***** Records supplied

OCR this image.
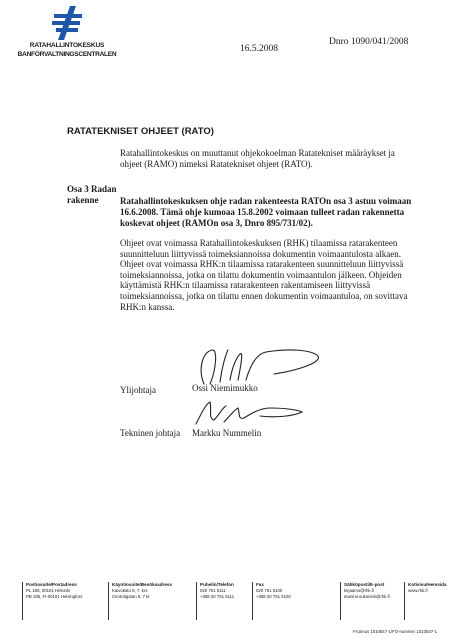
RATAHALLINTOKESKUS
BANFÖRVALTNINGSCENTRALEN
16.5.2008
Dnro 1090/041/2008
RATATEKNISET OHJEET (RATO)
Ratahallintokeskus on muuttanut ohjekokoelman Ratatekniset määräykset ja ohjeet (RAMO) nimeksi Ratatekniset ohjeet (RATO).
Osa 3 Radan rakenne	Ratahallintokeskuksen ohje radan rakenteesta RATOn osa 3 astuu voimaan 16.6.2008. Tämä ohje kumoaa 15.8.2002 voimaan tulleet radan rakennetta koskevat ohjeet (RAMOn osa 3, Dnro 895/731/02).
Ohjeet ovat voimassa Ratahallintokeskuksen (RHK) tilaamissa ratarakenteen suunnitteluun liittyvissä toimeksiannoissa dokumentin voimaantulosta alkaen. Ohjeet ovat voimassa RHK:n tilaamissa ratarakenteen suunnitteluun liittyvissä toimeksiannoissa, jotka on tilattu dokumentin voimaantulon jälkeen. Ohjeiden käyttämistä RHK:n tilaamissa ratarakenteen rakentamiseen liittyvissä toimeksiannoissa, jotka on tilattu ennen dokumentin voimaantuloa, on sovittava RHK:n kanssa.
Ylijohtaja	Ossi Niemimukko
Tekninen johtaja Markku Nummelin
Postiosoite/Postadress
PL 185, 00101 Helsinki
PB 185, FI-00101 Helsingfors
Käyntiosoite/Besöksadress
Kaivokatu 8, 7. krs
Centralgatan 8, 7 kr
Puhelin/Telefon
020 751 5111
+358 20 751 5111
Fax
020 751 5100
+358 20 751 5100
Sähköposti/E-post
kirjaamo@rhk.fi
etunimi.sukunimi@rhk.fi
Kotisivu/Hemsida
www.rhk.fi
Y-tunnus 1010547-1/FO-nummer 1010547-1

**********

- [Task statement]: From the listing above, collect every line that mentions the word "Dnro".

- [Answer for this exercise]:
Dnro 1090/041/2008
Osa 3 Radan rakenne	Ratahallintokeskuksen ohje radan rakenteesta RATOn osa 3 astuu voimaan 16.6.2008. Tämä ohje kumoaa 15.8.2002 voimaan tulleet radan rakennetta koskevat ohjeet (RAMOn osa 3, Dnro 895/731/02).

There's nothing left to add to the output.